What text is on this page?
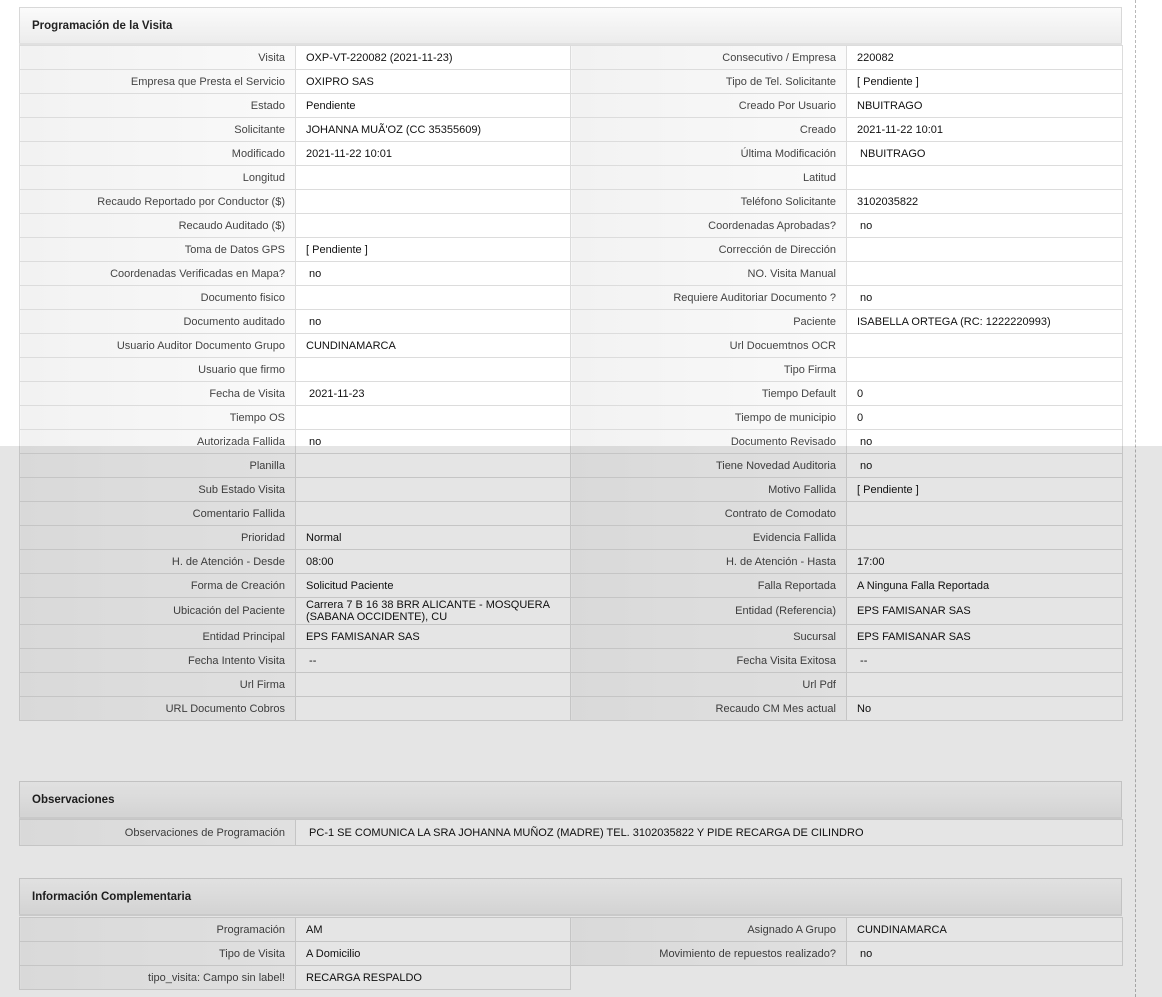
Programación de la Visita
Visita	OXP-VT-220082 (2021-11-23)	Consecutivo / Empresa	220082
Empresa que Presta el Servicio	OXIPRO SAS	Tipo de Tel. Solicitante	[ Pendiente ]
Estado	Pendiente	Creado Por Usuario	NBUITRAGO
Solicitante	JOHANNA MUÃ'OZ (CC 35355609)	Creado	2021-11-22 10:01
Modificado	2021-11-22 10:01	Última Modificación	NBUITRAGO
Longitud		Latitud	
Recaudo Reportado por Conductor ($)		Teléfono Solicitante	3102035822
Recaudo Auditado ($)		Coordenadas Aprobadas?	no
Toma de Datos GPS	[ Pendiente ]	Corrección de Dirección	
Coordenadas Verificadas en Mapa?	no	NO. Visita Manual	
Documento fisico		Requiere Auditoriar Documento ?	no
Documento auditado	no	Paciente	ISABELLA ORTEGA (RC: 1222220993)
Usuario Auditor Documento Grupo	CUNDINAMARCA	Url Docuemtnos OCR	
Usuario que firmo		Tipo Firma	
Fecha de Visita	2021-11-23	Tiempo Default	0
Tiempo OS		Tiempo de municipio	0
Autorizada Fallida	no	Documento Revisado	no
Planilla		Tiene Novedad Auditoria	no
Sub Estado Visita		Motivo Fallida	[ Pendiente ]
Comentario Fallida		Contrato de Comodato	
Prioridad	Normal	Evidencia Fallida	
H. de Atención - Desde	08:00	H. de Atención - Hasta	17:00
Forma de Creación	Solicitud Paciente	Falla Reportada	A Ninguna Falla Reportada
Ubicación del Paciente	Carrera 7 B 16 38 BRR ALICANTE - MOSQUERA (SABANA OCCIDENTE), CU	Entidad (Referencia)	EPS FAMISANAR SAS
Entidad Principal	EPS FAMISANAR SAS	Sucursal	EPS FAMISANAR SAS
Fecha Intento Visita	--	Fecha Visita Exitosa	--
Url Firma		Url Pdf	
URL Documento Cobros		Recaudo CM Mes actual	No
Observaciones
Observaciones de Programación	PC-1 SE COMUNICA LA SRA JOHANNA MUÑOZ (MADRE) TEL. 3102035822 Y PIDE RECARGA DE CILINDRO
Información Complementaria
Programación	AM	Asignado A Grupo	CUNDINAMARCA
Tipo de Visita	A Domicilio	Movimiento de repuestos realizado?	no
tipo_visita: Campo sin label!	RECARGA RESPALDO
--
■ **GIVEN TASK**
Copy out each record shown above without alteration, skipping any picture.

■ **FULL SOLUTION**
What text is on this page?
Programación de la Visita
Visita	OXP-VT-220082 (2021-11-23)	Consecutivo / Empresa	220082
Empresa que Presta el Servicio	OXIPRO SAS	Tipo de Tel. Solicitante	[ Pendiente ]
Estado	Pendiente	Creado Por Usuario	NBUITRAGO
Solicitante	JOHANNA MUÃ'OZ (CC 35355609)	Creado	2021-11-22 10:01
Modificado	2021-11-22 10:01	Última Modificación	NBUITRAGO
Longitud		Latitud	
Recaudo Reportado por Conductor ($)		Teléfono Solicitante	3102035822
Recaudo Auditado ($)		Coordenadas Aprobadas?	no
Toma de Datos GPS	[ Pendiente ]	Corrección de Dirección	
Coordenadas Verificadas en Mapa?	no	NO. Visita Manual	
Documento fisico		Requiere Auditoriar Documento ?	no
Documento auditado	no	Paciente	ISABELLA ORTEGA (RC: 1222220993)
Usuario Auditor Documento Grupo	CUNDINAMARCA	Url Docuemtnos OCR	
Usuario que firmo		Tipo Firma	
Fecha de Visita	2021-11-23	Tiempo Default	0
Tiempo OS		Tiempo de municipio	0
Autorizada Fallida	no	Documento Revisado	no
Planilla		Tiene Novedad Auditoria	no
Sub Estado Visita		Motivo Fallida	[ Pendiente ]
Comentario Fallida		Contrato de Comodato	
Prioridad	Normal	Evidencia Fallida	
H. de Atención - Desde	08:00	H. de Atención - Hasta	17:00
Forma de Creación	Solicitud Paciente	Falla Reportada	A Ninguna Falla Reportada
Ubicación del Paciente	Carrera 7 B 16 38 BRR ALICANTE - MOSQUERA (SABANA OCCIDENTE), CU	Entidad (Referencia)	EPS FAMISANAR SAS
Entidad Principal	EPS FAMISANAR SAS	Sucursal	EPS FAMISANAR SAS
Fecha Intento Visita	--	Fecha Visita Exitosa	--
Url Firma		Url Pdf	
URL Documento Cobros		Recaudo CM Mes actual	No
Observaciones
Observaciones de Programación	PC-1 SE COMUNICA LA SRA JOHANNA MUÑOZ (MADRE) TEL. 3102035822 Y PIDE RECARGA DE CILINDRO
Información Complementaria
Programación	AM	Asignado A Grupo	CUNDINAMARCA
Tipo de Visita	A Domicilio	Movimiento de repuestos realizado?	no
tipo_visita: Campo sin label!	RECARGA RESPALDO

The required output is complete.